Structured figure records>

--------

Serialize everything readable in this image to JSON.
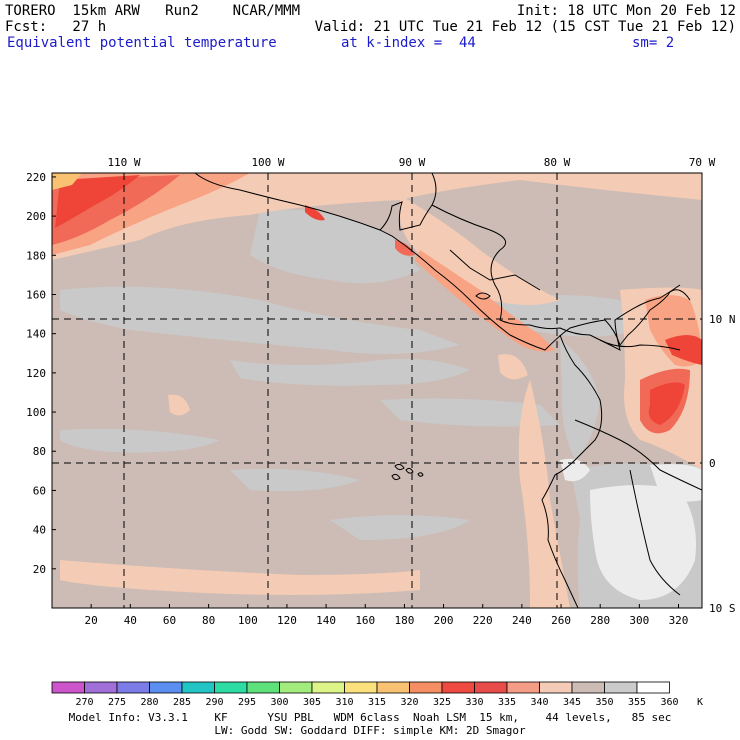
{
  "header": {
    "model": "TORERO  15km ARW   Run2    NCAR/MMM",
    "init": "Init: 18 UTC Mon 20 Feb 12",
    "forecast": "Fcst:   27 h",
    "valid": "Valid: 21 UTC Tue 21 Feb 12 (15 CST Tue 21 Feb 12)",
    "field": "Equivalent potential temperature",
    "level": "at k-index =  44",
    "smoothing": "sm= 2"
  },
  "map": {
    "longitude_labels": [
      "110 W",
      "100 W",
      "90 W",
      "80 W",
      "70 W"
    ],
    "latitude_labels": [
      "10 N",
      "0",
      "10 S"
    ],
    "x_grid_ticks": [
      "20",
      "40",
      "60",
      "80",
      "100",
      "120",
      "140",
      "160",
      "180",
      "200",
      "220",
      "240",
      "260",
      "280",
      "300",
      "320"
    ],
    "y_grid_ticks": [
      "20",
      "40",
      "60",
      "80",
      "100",
      "120",
      "140",
      "160",
      "180",
      "200",
      "220"
    ],
    "colors": {
      "background": "#ccbcb5",
      "sea_gray": "#c9c9c9",
      "warm_light": "#f4cbb4",
      "warm_mid": "#f9a385",
      "warm_strong": "#f06a57",
      "warm_red": "#ef4539",
      "land_white": "#ececec"
    }
  },
  "legend": {
    "labels": [
      "270",
      "275",
      "280",
      "285",
      "290",
      "295",
      "300",
      "305",
      "310",
      "315",
      "320",
      "325",
      "330",
      "335",
      "340",
      "345",
      "350",
      "355",
      "360"
    ],
    "unit": "K",
    "colors": [
      "#cc55cc",
      "#a070d8",
      "#7c7ce8",
      "#5a8ef0",
      "#22c4c4",
      "#2cdca2",
      "#5ee07a",
      "#a2ec7e",
      "#dcf488",
      "#fae17c",
      "#f8c272",
      "#f58e62",
      "#ef4a42",
      "#e84c4a",
      "#f59c86",
      "#f3cbb6",
      "#ccbcb5",
      "#cbcbcb",
      "#ffffff"
    ]
  },
  "footer": {
    "line1": "Model Info: V3.3.1    KF      YSU PBL   WDM 6class  Noah LSM  15 km,    44 levels,   85 sec",
    "line2": "LW: Godd SW: Goddard DIFF: simple KM: 2D Smagor"
  }
}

--------

Aim of the exercise>
In your copy of the listing above, reproduce each line exactly and omit all pictures.

Exercise solution>
Serialize everything readable in this image to JSON.
{
  "header": {
    "model": "TORERO  15km ARW   Run2    NCAR/MMM",
    "init": "Init: 18 UTC Mon 20 Feb 12",
    "forecast": "Fcst:   27 h",
    "valid": "Valid: 21 UTC Tue 21 Feb 12 (15 CST Tue 21 Feb 12)",
    "field": "Equivalent potential temperature",
    "level": "at k-index =  44",
    "smoothing": "sm= 2"
  },
  "map": {
    "longitude_labels": [
      "110 W",
      "100 W",
      "90 W",
      "80 W",
      "70 W"
    ],
    "latitude_labels": [
      "10 N",
      "0",
      "10 S"
    ],
    "x_grid_ticks": [
      "20",
      "40",
      "60",
      "80",
      "100",
      "120",
      "140",
      "160",
      "180",
      "200",
      "220",
      "240",
      "260",
      "280",
      "300",
      "320"
    ],
    "y_grid_ticks": [
      "20",
      "40",
      "60",
      "80",
      "100",
      "120",
      "140",
      "160",
      "180",
      "200",
      "220"
    ],
    "colors": {
      "background": "#ccbcb5",
      "sea_gray": "#c9c9c9",
      "warm_light": "#f4cbb4",
      "warm_mid": "#f9a385",
      "warm_strong": "#f06a57",
      "warm_red": "#ef4539",
      "land_white": "#ececec"
    }
  },
  "legend": {
    "labels": [
      "270",
      "275",
      "280",
      "285",
      "290",
      "295",
      "300",
      "305",
      "310",
      "315",
      "320",
      "325",
      "330",
      "335",
      "340",
      "345",
      "350",
      "355",
      "360"
    ],
    "unit": "K",
    "colors": [
      "#cc55cc",
      "#a070d8",
      "#7c7ce8",
      "#5a8ef0",
      "#22c4c4",
      "#2cdca2",
      "#5ee07a",
      "#a2ec7e",
      "#dcf488",
      "#fae17c",
      "#f8c272",
      "#f58e62",
      "#ef4a42",
      "#e84c4a",
      "#f59c86",
      "#f3cbb6",
      "#ccbcb5",
      "#cbcbcb",
      "#ffffff"
    ]
  },
  "footer": {
    "line1": "Model Info: V3.3.1    KF      YSU PBL   WDM 6class  Noah LSM  15 km,    44 levels,   85 sec",
    "line2": "LW: Godd SW: Goddard DIFF: simple KM: 2D Smagor"
  }
}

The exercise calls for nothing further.